STATED TASK: Repeat the entries below exactly as they appear, with no pictures.

RECORDS FOR THIS TASK:
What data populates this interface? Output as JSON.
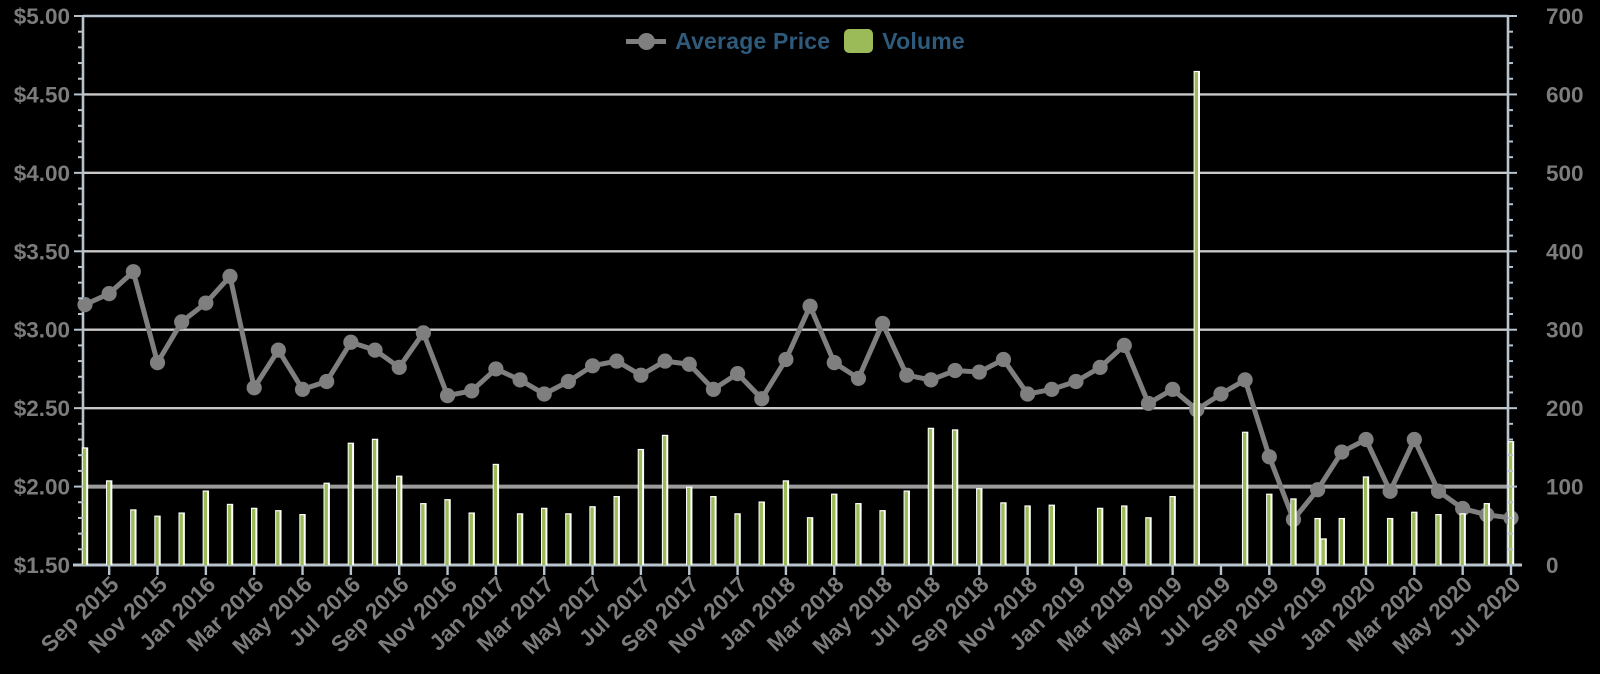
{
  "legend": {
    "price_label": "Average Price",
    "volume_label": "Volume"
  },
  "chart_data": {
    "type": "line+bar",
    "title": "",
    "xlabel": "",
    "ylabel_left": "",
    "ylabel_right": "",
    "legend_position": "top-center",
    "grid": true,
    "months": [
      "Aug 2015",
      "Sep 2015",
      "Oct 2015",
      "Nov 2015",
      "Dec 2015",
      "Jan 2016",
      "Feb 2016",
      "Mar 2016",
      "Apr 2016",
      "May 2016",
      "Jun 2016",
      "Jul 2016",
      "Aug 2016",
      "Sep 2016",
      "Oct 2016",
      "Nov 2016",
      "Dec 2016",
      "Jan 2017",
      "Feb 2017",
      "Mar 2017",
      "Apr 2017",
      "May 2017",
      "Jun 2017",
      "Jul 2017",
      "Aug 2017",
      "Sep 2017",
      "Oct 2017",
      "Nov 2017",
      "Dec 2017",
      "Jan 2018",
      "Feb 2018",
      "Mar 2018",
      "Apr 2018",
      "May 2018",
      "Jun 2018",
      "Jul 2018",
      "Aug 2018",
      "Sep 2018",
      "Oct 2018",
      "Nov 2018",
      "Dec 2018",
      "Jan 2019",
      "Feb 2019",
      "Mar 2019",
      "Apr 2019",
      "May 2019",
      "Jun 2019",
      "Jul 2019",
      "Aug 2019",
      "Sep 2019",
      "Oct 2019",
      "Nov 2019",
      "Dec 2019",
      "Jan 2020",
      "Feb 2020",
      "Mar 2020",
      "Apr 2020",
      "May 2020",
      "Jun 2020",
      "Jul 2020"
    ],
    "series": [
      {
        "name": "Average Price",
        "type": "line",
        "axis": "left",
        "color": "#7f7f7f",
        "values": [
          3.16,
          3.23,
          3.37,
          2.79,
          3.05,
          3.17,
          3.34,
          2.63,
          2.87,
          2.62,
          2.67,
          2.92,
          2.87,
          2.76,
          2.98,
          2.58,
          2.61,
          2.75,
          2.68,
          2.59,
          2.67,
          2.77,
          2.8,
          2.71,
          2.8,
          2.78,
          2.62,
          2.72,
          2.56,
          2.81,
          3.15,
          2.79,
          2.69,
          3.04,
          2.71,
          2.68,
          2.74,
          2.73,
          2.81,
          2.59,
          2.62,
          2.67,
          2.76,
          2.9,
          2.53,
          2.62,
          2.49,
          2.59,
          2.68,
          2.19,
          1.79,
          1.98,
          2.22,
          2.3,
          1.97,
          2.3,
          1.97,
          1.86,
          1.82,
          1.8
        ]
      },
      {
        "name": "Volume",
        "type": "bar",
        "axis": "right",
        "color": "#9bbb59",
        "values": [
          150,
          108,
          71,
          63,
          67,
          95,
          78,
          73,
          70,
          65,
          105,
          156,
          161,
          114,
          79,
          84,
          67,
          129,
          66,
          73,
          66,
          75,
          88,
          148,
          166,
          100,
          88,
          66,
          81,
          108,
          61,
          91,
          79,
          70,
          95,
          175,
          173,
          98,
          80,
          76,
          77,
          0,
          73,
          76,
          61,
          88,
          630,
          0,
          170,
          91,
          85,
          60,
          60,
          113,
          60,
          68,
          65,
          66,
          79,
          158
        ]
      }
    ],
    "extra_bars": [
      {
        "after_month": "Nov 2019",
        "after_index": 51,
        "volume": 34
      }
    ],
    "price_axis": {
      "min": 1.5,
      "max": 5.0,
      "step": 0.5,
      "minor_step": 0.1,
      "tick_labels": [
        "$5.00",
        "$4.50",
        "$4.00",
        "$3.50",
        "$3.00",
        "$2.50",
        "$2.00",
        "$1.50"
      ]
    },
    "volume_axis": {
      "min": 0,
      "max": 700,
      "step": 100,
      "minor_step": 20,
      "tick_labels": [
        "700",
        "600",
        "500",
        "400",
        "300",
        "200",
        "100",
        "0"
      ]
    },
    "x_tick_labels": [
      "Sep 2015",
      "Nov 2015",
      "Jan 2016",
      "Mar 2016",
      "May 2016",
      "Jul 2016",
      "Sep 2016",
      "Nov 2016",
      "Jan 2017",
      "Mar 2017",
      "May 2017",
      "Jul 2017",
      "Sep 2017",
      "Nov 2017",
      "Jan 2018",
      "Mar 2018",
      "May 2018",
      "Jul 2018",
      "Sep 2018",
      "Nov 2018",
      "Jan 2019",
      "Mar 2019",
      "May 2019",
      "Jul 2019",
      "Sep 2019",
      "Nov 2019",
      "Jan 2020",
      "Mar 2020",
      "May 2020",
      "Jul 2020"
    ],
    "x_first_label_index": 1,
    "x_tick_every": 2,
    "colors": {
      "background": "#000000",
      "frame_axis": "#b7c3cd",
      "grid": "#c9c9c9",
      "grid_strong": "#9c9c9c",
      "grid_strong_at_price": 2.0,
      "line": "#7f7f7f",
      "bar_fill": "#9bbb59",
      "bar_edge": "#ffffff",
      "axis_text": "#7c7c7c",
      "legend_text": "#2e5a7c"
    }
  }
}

SOLUTION TO THE EXERCISE:
What data populates this interface? Output as JSON.
{
  "legend": {
    "price_label": "Average Price",
    "volume_label": "Volume"
  },
  "chart_data": {
    "type": "line+bar",
    "title": "",
    "xlabel": "",
    "ylabel_left": "",
    "ylabel_right": "",
    "legend_position": "top-center",
    "grid": true,
    "months": [
      "Aug 2015",
      "Sep 2015",
      "Oct 2015",
      "Nov 2015",
      "Dec 2015",
      "Jan 2016",
      "Feb 2016",
      "Mar 2016",
      "Apr 2016",
      "May 2016",
      "Jun 2016",
      "Jul 2016",
      "Aug 2016",
      "Sep 2016",
      "Oct 2016",
      "Nov 2016",
      "Dec 2016",
      "Jan 2017",
      "Feb 2017",
      "Mar 2017",
      "Apr 2017",
      "May 2017",
      "Jun 2017",
      "Jul 2017",
      "Aug 2017",
      "Sep 2017",
      "Oct 2017",
      "Nov 2017",
      "Dec 2017",
      "Jan 2018",
      "Feb 2018",
      "Mar 2018",
      "Apr 2018",
      "May 2018",
      "Jun 2018",
      "Jul 2018",
      "Aug 2018",
      "Sep 2018",
      "Oct 2018",
      "Nov 2018",
      "Dec 2018",
      "Jan 2019",
      "Feb 2019",
      "Mar 2019",
      "Apr 2019",
      "May 2019",
      "Jun 2019",
      "Jul 2019",
      "Aug 2019",
      "Sep 2019",
      "Oct 2019",
      "Nov 2019",
      "Dec 2019",
      "Jan 2020",
      "Feb 2020",
      "Mar 2020",
      "Apr 2020",
      "May 2020",
      "Jun 2020",
      "Jul 2020"
    ],
    "series": [
      {
        "name": "Average Price",
        "type": "line",
        "axis": "left",
        "color": "#7f7f7f",
        "values": [
          3.16,
          3.23,
          3.37,
          2.79,
          3.05,
          3.17,
          3.34,
          2.63,
          2.87,
          2.62,
          2.67,
          2.92,
          2.87,
          2.76,
          2.98,
          2.58,
          2.61,
          2.75,
          2.68,
          2.59,
          2.67,
          2.77,
          2.8,
          2.71,
          2.8,
          2.78,
          2.62,
          2.72,
          2.56,
          2.81,
          3.15,
          2.79,
          2.69,
          3.04,
          2.71,
          2.68,
          2.74,
          2.73,
          2.81,
          2.59,
          2.62,
          2.67,
          2.76,
          2.9,
          2.53,
          2.62,
          2.49,
          2.59,
          2.68,
          2.19,
          1.79,
          1.98,
          2.22,
          2.3,
          1.97,
          2.3,
          1.97,
          1.86,
          1.82,
          1.8
        ]
      },
      {
        "name": "Volume",
        "type": "bar",
        "axis": "right",
        "color": "#9bbb59",
        "values": [
          150,
          108,
          71,
          63,
          67,
          95,
          78,
          73,
          70,
          65,
          105,
          156,
          161,
          114,
          79,
          84,
          67,
          129,
          66,
          73,
          66,
          75,
          88,
          148,
          166,
          100,
          88,
          66,
          81,
          108,
          61,
          91,
          79,
          70,
          95,
          175,
          173,
          98,
          80,
          76,
          77,
          0,
          73,
          76,
          61,
          88,
          630,
          0,
          170,
          91,
          85,
          60,
          60,
          113,
          60,
          68,
          65,
          66,
          79,
          158
        ]
      }
    ],
    "extra_bars": [
      {
        "after_month": "Nov 2019",
        "after_index": 51,
        "volume": 34
      }
    ],
    "price_axis": {
      "min": 1.5,
      "max": 5.0,
      "step": 0.5,
      "minor_step": 0.1,
      "tick_labels": [
        "$5.00",
        "$4.50",
        "$4.00",
        "$3.50",
        "$3.00",
        "$2.50",
        "$2.00",
        "$1.50"
      ]
    },
    "volume_axis": {
      "min": 0,
      "max": 700,
      "step": 100,
      "minor_step": 20,
      "tick_labels": [
        "700",
        "600",
        "500",
        "400",
        "300",
        "200",
        "100",
        "0"
      ]
    },
    "x_tick_labels": [
      "Sep 2015",
      "Nov 2015",
      "Jan 2016",
      "Mar 2016",
      "May 2016",
      "Jul 2016",
      "Sep 2016",
      "Nov 2016",
      "Jan 2017",
      "Mar 2017",
      "May 2017",
      "Jul 2017",
      "Sep 2017",
      "Nov 2017",
      "Jan 2018",
      "Mar 2018",
      "May 2018",
      "Jul 2018",
      "Sep 2018",
      "Nov 2018",
      "Jan 2019",
      "Mar 2019",
      "May 2019",
      "Jul 2019",
      "Sep 2019",
      "Nov 2019",
      "Jan 2020",
      "Mar 2020",
      "May 2020",
      "Jul 2020"
    ],
    "x_first_label_index": 1,
    "x_tick_every": 2,
    "colors": {
      "background": "#000000",
      "frame_axis": "#b7c3cd",
      "grid": "#c9c9c9",
      "grid_strong": "#9c9c9c",
      "grid_strong_at_price": 2.0,
      "line": "#7f7f7f",
      "bar_fill": "#9bbb59",
      "bar_edge": "#ffffff",
      "axis_text": "#7c7c7c",
      "legend_text": "#2e5a7c"
    }
  }
}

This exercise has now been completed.